### Source data
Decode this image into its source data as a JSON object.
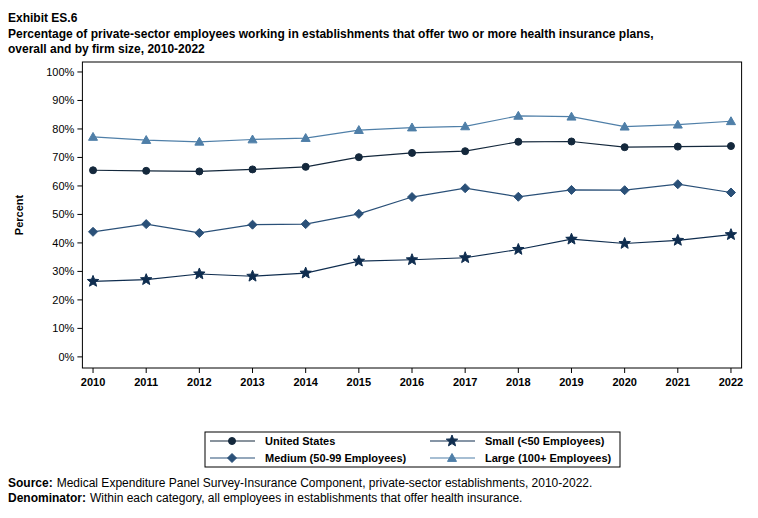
{
  "chart_data": {
    "type": "line",
    "exhibit": "Exhibit ES.6",
    "title": [
      "Percentage of private-sector employees working in establishments that offer two or more health insurance plans,",
      "overall and by firm size, 2010-2022"
    ],
    "y_label": "Percent",
    "x": [
      2010,
      2011,
      2012,
      2013,
      2014,
      2015,
      2016,
      2017,
      2018,
      2019,
      2020,
      2021,
      2022
    ],
    "xlim": [
      2009.8,
      2022.2
    ],
    "xticks": [
      2010,
      2011,
      2012,
      2013,
      2014,
      2015,
      2016,
      2017,
      2018,
      2019,
      2020,
      2021,
      2022
    ],
    "ylim": [
      -3.9,
      103.5
    ],
    "yticks": [
      {
        "value": 0,
        "label": "0%"
      },
      {
        "value": 10,
        "label": "10%"
      },
      {
        "value": 20,
        "label": "20%"
      },
      {
        "value": 30,
        "label": "30%"
      },
      {
        "value": 40,
        "label": "40%"
      },
      {
        "value": 50,
        "label": "50%"
      },
      {
        "value": 60,
        "label": "60%"
      },
      {
        "value": 70,
        "label": "70%"
      },
      {
        "value": 80,
        "label": "80%"
      },
      {
        "value": 90,
        "label": "90%"
      },
      {
        "value": 100,
        "label": "100%"
      }
    ],
    "grid": false,
    "legend": "bottom",
    "series": [
      {
        "name": "United States",
        "color": "#14283c",
        "marker": "circle",
        "values": [
          65.5,
          65.3,
          65.1,
          65.8,
          66.7,
          70.1,
          71.6,
          72.2,
          75.5,
          75.6,
          73.6,
          73.8,
          74.0
        ]
      },
      {
        "name": "Small (<50 Employees)",
        "color": "#0f2d4f",
        "marker": "star",
        "values": [
          26.5,
          27.1,
          29.1,
          28.3,
          29.4,
          33.6,
          34.1,
          34.8,
          37.7,
          41.3,
          39.8,
          40.9,
          42.9
        ]
      },
      {
        "name": "Medium (50-99 Employees)",
        "color": "#2a5078",
        "marker": "diamond",
        "values": [
          43.9,
          46.6,
          43.5,
          46.4,
          46.6,
          50.2,
          56.1,
          59.2,
          56.2,
          58.6,
          58.5,
          60.6,
          57.7
        ]
      },
      {
        "name": "Large (100+ Employees)",
        "color": "#4f7fa8",
        "marker": "triangle",
        "values": [
          77.2,
          76.1,
          75.5,
          76.3,
          76.8,
          79.6,
          80.5,
          80.9,
          84.6,
          84.3,
          80.8,
          81.5,
          82.7
        ]
      }
    ],
    "notes": [
      {
        "label": "Source:",
        "text": "Medical Expenditure Panel Survey-Insurance Component, private-sector establishments, 2010-2022."
      },
      {
        "label": "Denominator:",
        "text": "Within each category, all employees in establishments that offer health insurance."
      }
    ]
  }
}
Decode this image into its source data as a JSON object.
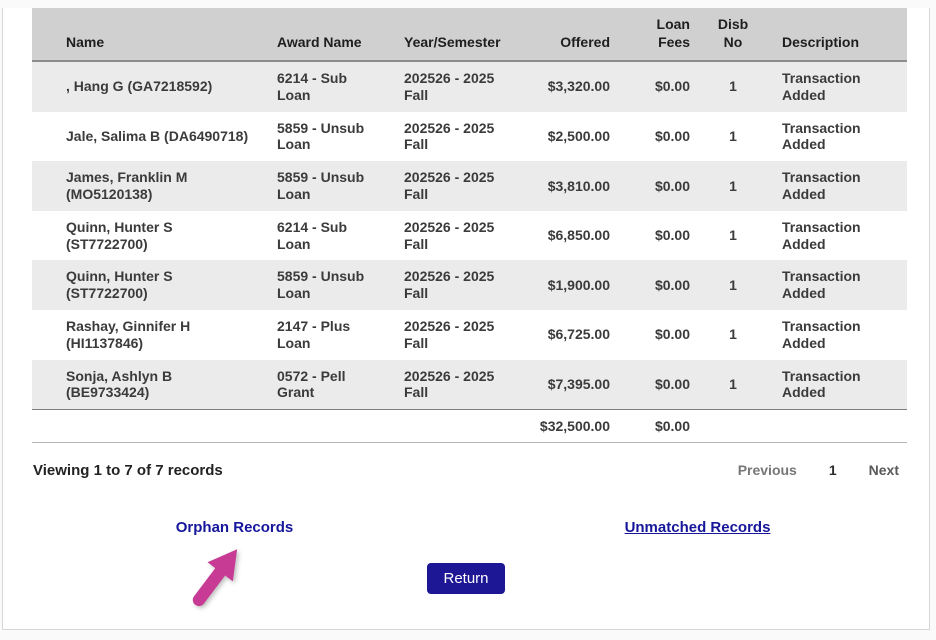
{
  "table": {
    "columns": [
      "Name",
      "Award Name",
      "Year/Semester",
      "Offered",
      "Loan Fees",
      "Disb No",
      "Description"
    ],
    "rows": [
      [
        ", Hang G (GA7218592)",
        "6214 - Sub Loan",
        "202526 - 2025 Fall",
        "$3,320.00",
        "$0.00",
        "1",
        "Transaction Added"
      ],
      [
        "Jale, Salima B (DA6490718)",
        "5859 - Unsub Loan",
        "202526 - 2025 Fall",
        "$2,500.00",
        "$0.00",
        "1",
        "Transaction Added"
      ],
      [
        "James, Franklin M (MO5120138)",
        "5859 - Unsub Loan",
        "202526 - 2025 Fall",
        "$3,810.00",
        "$0.00",
        "1",
        "Transaction Added"
      ],
      [
        "Quinn, Hunter S (ST7722700)",
        "6214 - Sub Loan",
        "202526 - 2025 Fall",
        "$6,850.00",
        "$0.00",
        "1",
        "Transaction Added"
      ],
      [
        "Quinn, Hunter S (ST7722700)",
        "5859 - Unsub Loan",
        "202526 - 2025 Fall",
        "$1,900.00",
        "$0.00",
        "1",
        "Transaction Added"
      ],
      [
        "Rashay, Ginnifer H (HI1137846)",
        "2147 - Plus Loan",
        "202526 - 2025 Fall",
        "$6,725.00",
        "$0.00",
        "1",
        "Transaction Added"
      ],
      [
        "Sonja, Ashlyn B (BE9733424)",
        "0572 - Pell Grant",
        "202526 - 2025 Fall",
        "$7,395.00",
        "$0.00",
        "1",
        "Transaction Added"
      ]
    ],
    "total_offered": "$32,500.00",
    "total_loan_fees": "$0.00"
  },
  "pagination": {
    "summary": "Viewing 1 to 7 of 7 records",
    "previous_label": "Previous",
    "current_page": "1",
    "next_label": "Next"
  },
  "links": {
    "orphan_label": "Orphan Records",
    "unmatched_label": "Unmatched Records"
  },
  "buttons": {
    "return_label": "Return"
  },
  "colors": {
    "header_bg": "#d0d0d0",
    "row_alt_bg": "#ebebeb",
    "link_navy": "#16169b",
    "button_bg": "#1d1695",
    "arrow_pink": "#c73b95"
  }
}
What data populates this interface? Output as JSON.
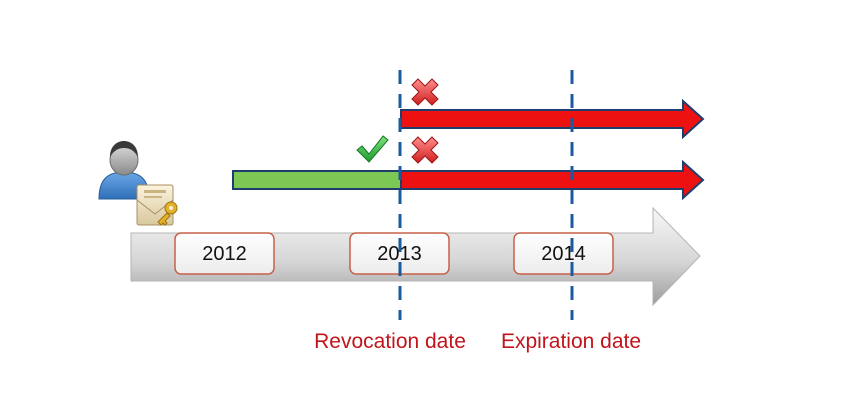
{
  "timeline": {
    "years": [
      "2012",
      "2013",
      "2014"
    ]
  },
  "markers": {
    "revocation_label": "Revocation date",
    "expiration_label": "Expiration date"
  },
  "colors": {
    "valid": "#7dc855",
    "invalid": "#ee1111",
    "arrow_outline": "#1f3d6e",
    "dashed_line": "#1b5a9e",
    "caption": "#c0151c",
    "year_box_border": "#c8614a"
  },
  "icons": {
    "user": "user-icon",
    "certificate": "certificate-key-icon",
    "valid_mark": "green-check-icon",
    "invalid_mark": "red-x-icon"
  }
}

### What is required
Leave out all pictures, then copy the remaining material exactly.

### Exercise answer
Decode this image into its source data as a JSON object.
{
  "chart_data": {
    "type": "line",
    "exhibit": "Exhibit ES.6",
    "title": [
      "Percentage of private-sector employees working in establishments that offer two or more health insurance plans,",
      "overall and by firm size, 2010-2022"
    ],
    "y_label": "Percent",
    "x": [
      2010,
      2011,
      2012,
      2013,
      2014,
      2015,
      2016,
      2017,
      2018,
      2019,
      2020,
      2021,
      2022
    ],
    "xlim": [
      2009.8,
      2022.2
    ],
    "xticks": [
      2010,
      2011,
      2012,
      2013,
      2014,
      2015,
      2016,
      2017,
      2018,
      2019,
      2020,
      2021,
      2022
    ],
    "ylim": [
      -3.9,
      103.5
    ],
    "yticks": [
      {
        "value": 0,
        "label": "0%"
      },
      {
        "value": 10,
        "label": "10%"
      },
      {
        "value": 20,
        "label": "20%"
      },
      {
        "value": 30,
        "label": "30%"
      },
      {
        "value": 40,
        "label": "40%"
      },
      {
        "value": 50,
        "label": "50%"
      },
      {
        "value": 60,
        "label": "60%"
      },
      {
        "value": 70,
        "label": "70%"
      },
      {
        "value": 80,
        "label": "80%"
      },
      {
        "value": 90,
        "label": "90%"
      },
      {
        "value": 100,
        "label": "100%"
      }
    ],
    "grid": false,
    "legend": "bottom",
    "series": [
      {
        "name": "United States",
        "color": "#14283c",
        "marker": "circle",
        "values": [
          65.5,
          65.3,
          65.1,
          65.8,
          66.7,
          70.1,
          71.6,
          72.2,
          75.5,
          75.6,
          73.6,
          73.8,
          74.0
        ]
      },
      {
        "name": "Small (<50 Employees)",
        "color": "#0f2d4f",
        "marker": "star",
        "values": [
          26.5,
          27.1,
          29.1,
          28.3,
          29.4,
          33.6,
          34.1,
          34.8,
          37.7,
          41.3,
          39.8,
          40.9,
          42.9
        ]
      },
      {
        "name": "Medium (50-99 Employees)",
        "color": "#2a5078",
        "marker": "diamond",
        "values": [
          43.9,
          46.6,
          43.5,
          46.4,
          46.6,
          50.2,
          56.1,
          59.2,
          56.2,
          58.6,
          58.5,
          60.6,
          57.7
        ]
      },
      {
        "name": "Large (100+ Employees)",
        "color": "#4f7fa8",
        "marker": "triangle",
        "values": [
          77.2,
          76.1,
          75.5,
          76.3,
          76.8,
          79.6,
          80.5,
          80.9,
          84.6,
          84.3,
          80.8,
          81.5,
          82.7
        ]
      }
    ],
    "notes": [
      {
        "label": "Source:",
        "text": "Medical Expenditure Panel Survey-Insurance Component, private-sector establishments, 2010-2022."
      },
      {
        "label": "Denominator:",
        "text": "Within each category, all employees in establishments that offer health insurance."
      }
    ]
  }
}
Decode this image into its source data as a JSON object.
{
  "table": {
    "columns": [
      "Name",
      "Award Name",
      "Year/Semester",
      "Offered",
      "Loan Fees",
      "Disb No",
      "Description"
    ],
    "rows": [
      [
        ", Hang G (GA7218592)",
        "6214 - Sub Loan",
        "202526 - 2025 Fall",
        "$3,320.00",
        "$0.00",
        "1",
        "Transaction Added"
      ],
      [
        "Jale, Salima B (DA6490718)",
        "5859 - Unsub Loan",
        "202526 - 2025 Fall",
        "$2,500.00",
        "$0.00",
        "1",
        "Transaction Added"
      ],
      [
        "James, Franklin M (MO5120138)",
        "5859 - Unsub Loan",
        "202526 - 2025 Fall",
        "$3,810.00",
        "$0.00",
        "1",
        "Transaction Added"
      ],
      [
        "Quinn, Hunter S (ST7722700)",
        "6214 - Sub Loan",
        "202526 - 2025 Fall",
        "$6,850.00",
        "$0.00",
        "1",
        "Transaction Added"
      ],
      [
        "Quinn, Hunter S (ST7722700)",
        "5859 - Unsub Loan",
        "202526 - 2025 Fall",
        "$1,900.00",
        "$0.00",
        "1",
        "Transaction Added"
      ],
      [
        "Rashay, Ginnifer H (HI1137846)",
        "2147 - Plus Loan",
        "202526 - 2025 Fall",
        "$6,725.00",
        "$0.00",
        "1",
        "Transaction Added"
      ],
      [
        "Sonja, Ashlyn B (BE9733424)",
        "0572 - Pell Grant",
        "202526 - 2025 Fall",
        "$7,395.00",
        "$0.00",
        "1",
        "Transaction Added"
      ]
    ],
    "total_offered": "$32,500.00",
    "total_loan_fees": "$0.00"
  },
  "pagination": {
    "summary": "Viewing 1 to 7 of 7 records",
    "previous_label": "Previous",
    "current_page": "1",
    "next_label": "Next"
  },
  "links": {
    "orphan_label": "Orphan Records",
    "unmatched_label": "Unmatched Records"
  },
  "buttons": {
    "return_label": "Return"
  },
  "colors": {
    "header_bg": "#d0d0d0",
    "row_alt_bg": "#ebebeb",
    "link_navy": "#16169b",
    "button_bg": "#1d1695",
    "arrow_pink": "#c73b95"
  }
}
What data populates this interface? Output as JSON.
{
  "timeline": {
    "years": [
      "2012",
      "2013",
      "2014"
    ]
  },
  "markers": {
    "revocation_label": "Revocation date",
    "expiration_label": "Expiration date"
  },
  "colors": {
    "valid": "#7dc855",
    "invalid": "#ee1111",
    "arrow_outline": "#1f3d6e",
    "dashed_line": "#1b5a9e",
    "caption": "#c0151c",
    "year_box_border": "#c8614a"
  },
  "icons": {
    "user": "user-icon",
    "certificate": "certificate-key-icon",
    "valid_mark": "green-check-icon",
    "invalid_mark": "red-x-icon"
  }
}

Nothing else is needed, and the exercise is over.